** start of Exercise inputs **

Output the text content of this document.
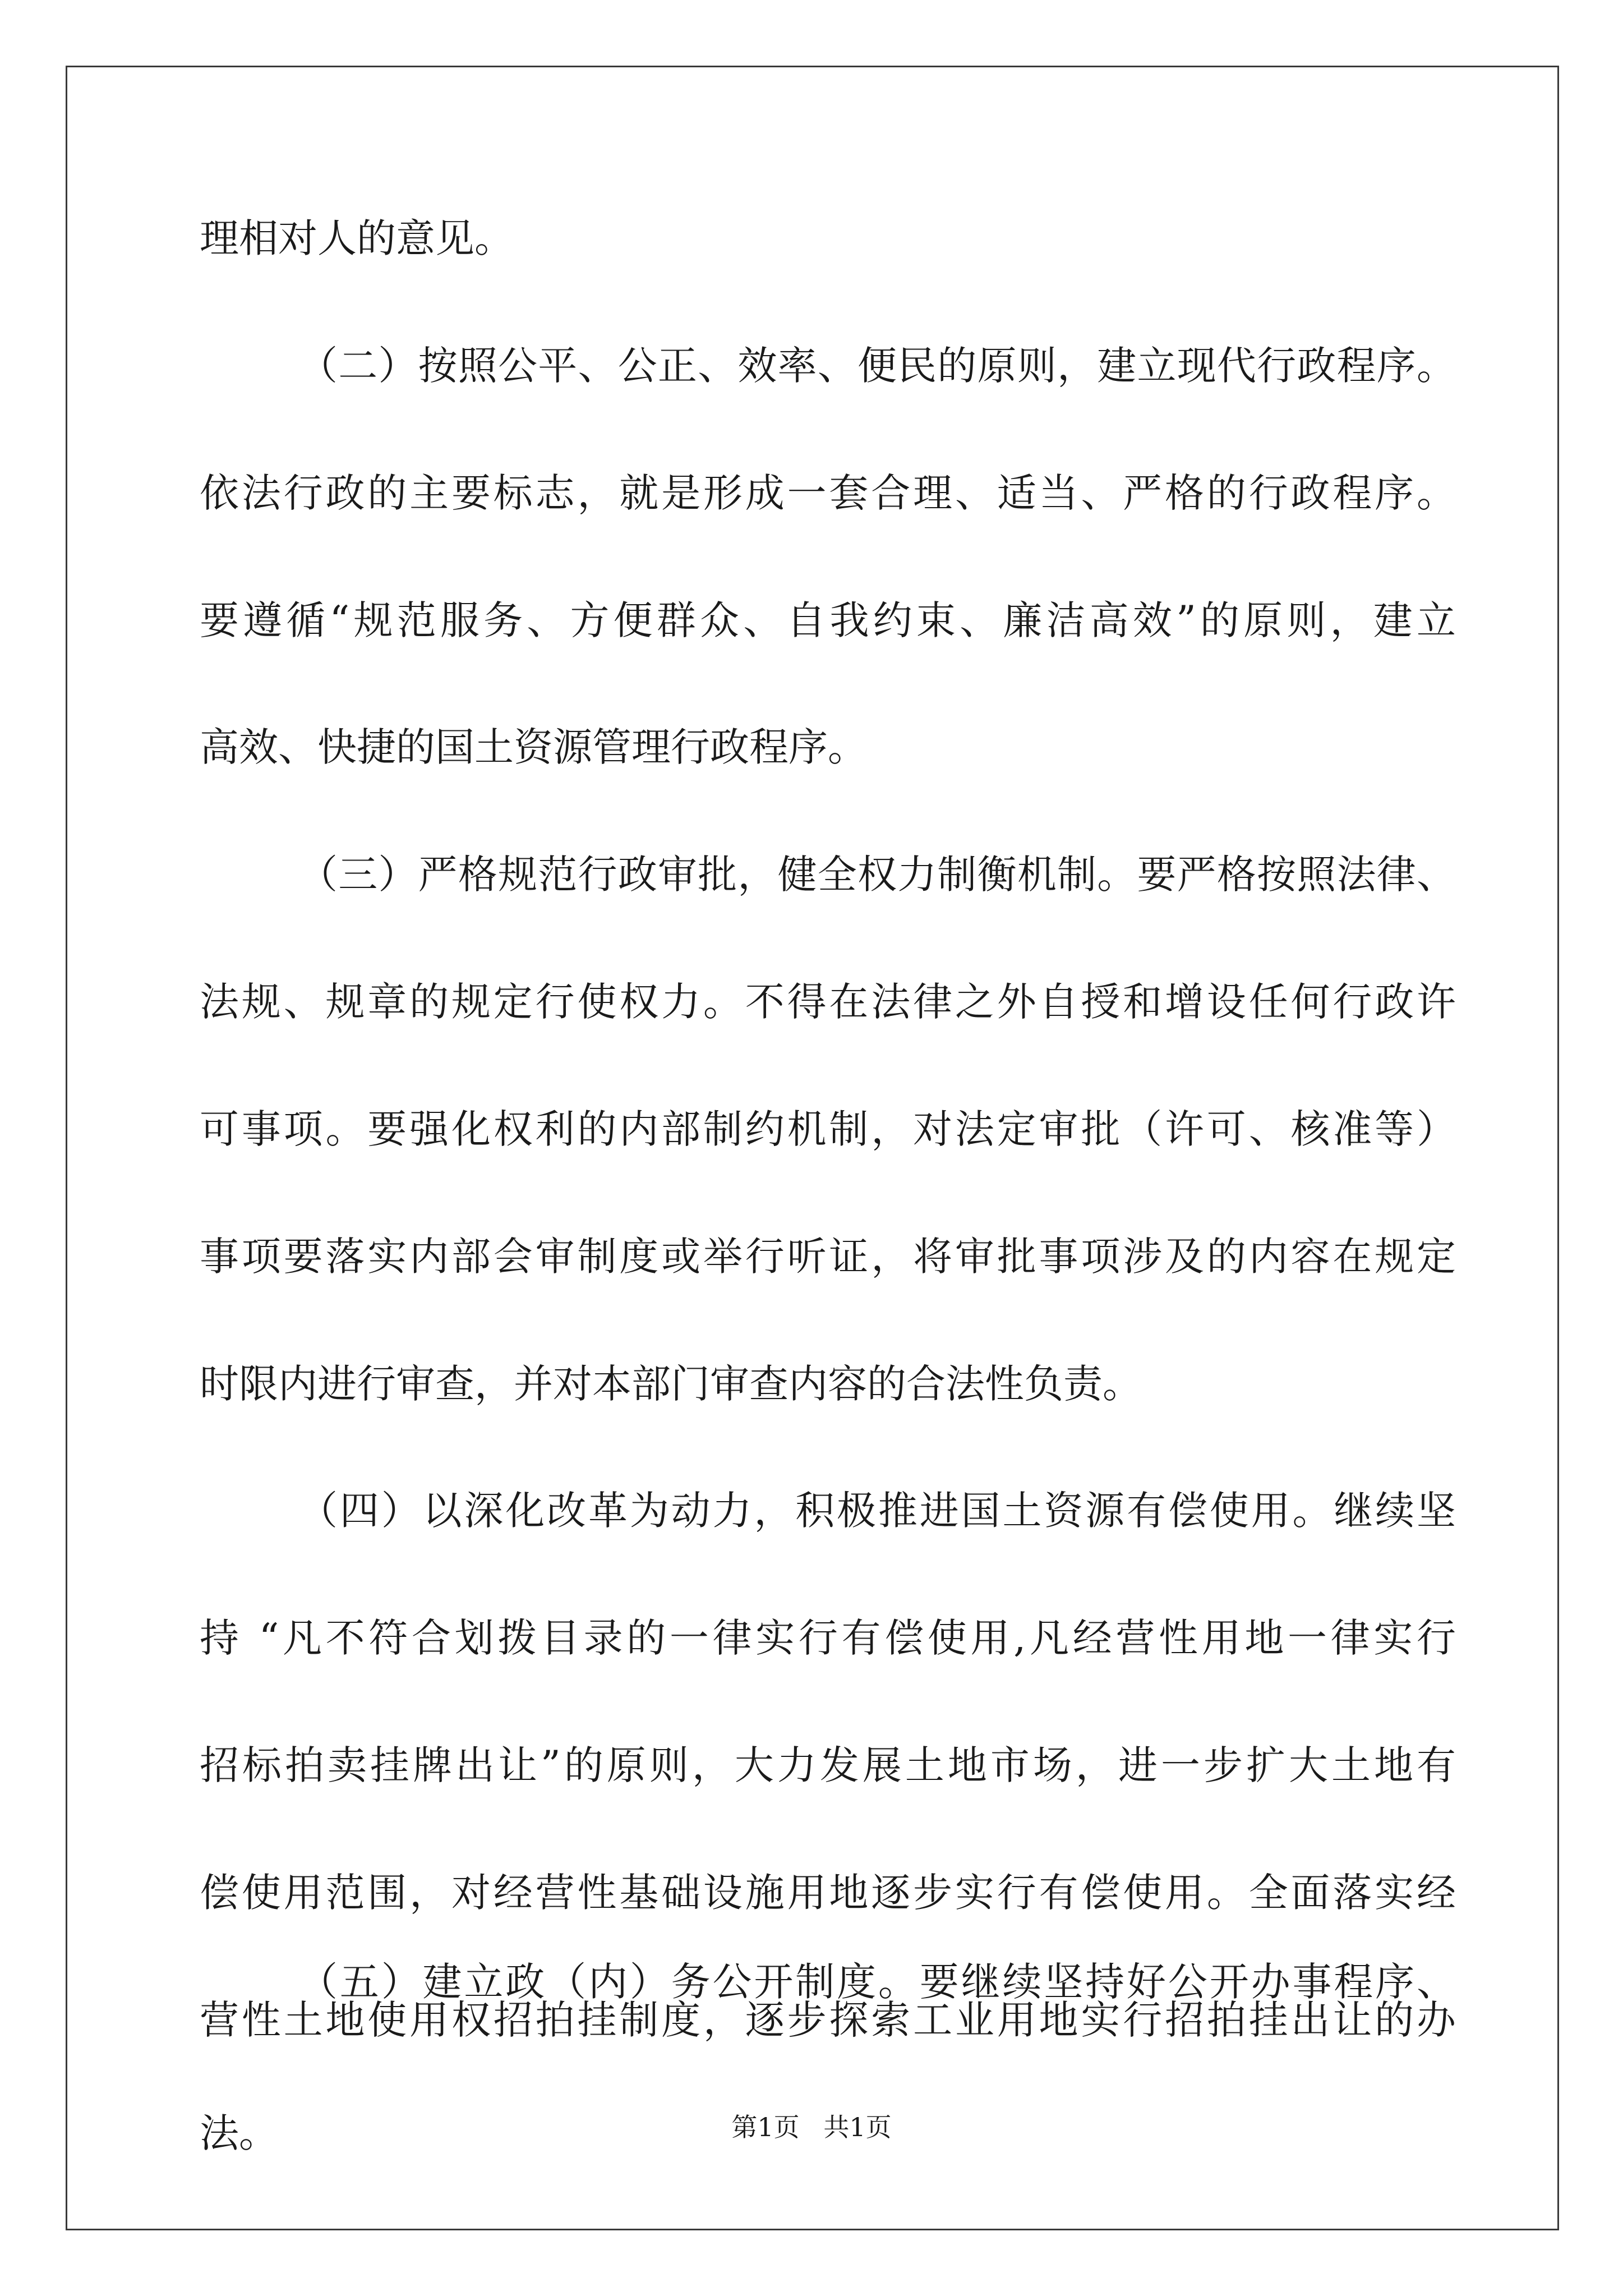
理相对人的意见。
（二）按照公平、公正、效率、便民的原则，建立现代行政程序。
依法行政的主要标志，就是形成一套合理、适当、严格的行政程序。
要遵循“规范服务、方便群众、自我约束、廉洁高效”的原则，建立
高效、快捷的国土资源管理行政程序。
（三）严格规范行政审批，健全权力制衡机制。要严格按照法律、
法规、规章的规定行使权力。不得在法律之外自授和增设任何行政许
可事项。要强化权利的内部制约机制，对法定审批（许可、核准等）
事项要落实内部会审制度或举行听证，将审批事项涉及的内容在规定
时限内进行审查，并对本部门审查内容的合法性负责。
（四）以深化改革为动力，积极推进国土资源有偿使用。继续坚
持 “凡不符合划拨目录的一律实行有偿使用,凡经营性用地一律实行
招标拍卖挂牌出让”的原则，大力发展土地市场，进一步扩大土地有
偿使用范围，对经营性基础设施用地逐步实行有偿使用。全面落实经
营性土地使用权招拍挂制度，逐步探索工业用地实行招拍挂出让的办
法。
（五）建立政（内）务公开制度。要继续坚持好公开办事程序、
第1页 共1页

** end of Exercise inputs **

**What is required:** Strip out the images, then output the records above word for word.

**Solved exercise:**
Output the text content of this document.
理相对人的意见。
（二）按照公平、公正、效率、便民的原则，建立现代行政程序。
依法行政的主要标志，就是形成一套合理、适当、严格的行政程序。
要遵循“规范服务、方便群众、自我约束、廉洁高效”的原则，建立
高效、快捷的国土资源管理行政程序。
（三）严格规范行政审批，健全权力制衡机制。要严格按照法律、
法规、规章的规定行使权力。不得在法律之外自授和增设任何行政许
可事项。要强化权利的内部制约机制，对法定审批（许可、核准等）
事项要落实内部会审制度或举行听证，将审批事项涉及的内容在规定
时限内进行审查，并对本部门审查内容的合法性负责。
（四）以深化改革为动力，积极推进国土资源有偿使用。继续坚
持 “凡不符合划拨目录的一律实行有偿使用,凡经营性用地一律实行
招标拍卖挂牌出让”的原则，大力发展土地市场，进一步扩大土地有
偿使用范围，对经营性基础设施用地逐步实行有偿使用。全面落实经
营性土地使用权招拍挂制度，逐步探索工业用地实行招拍挂出让的办
法。
（五）建立政（内）务公开制度。要继续坚持好公开办事程序、
第1页 共1页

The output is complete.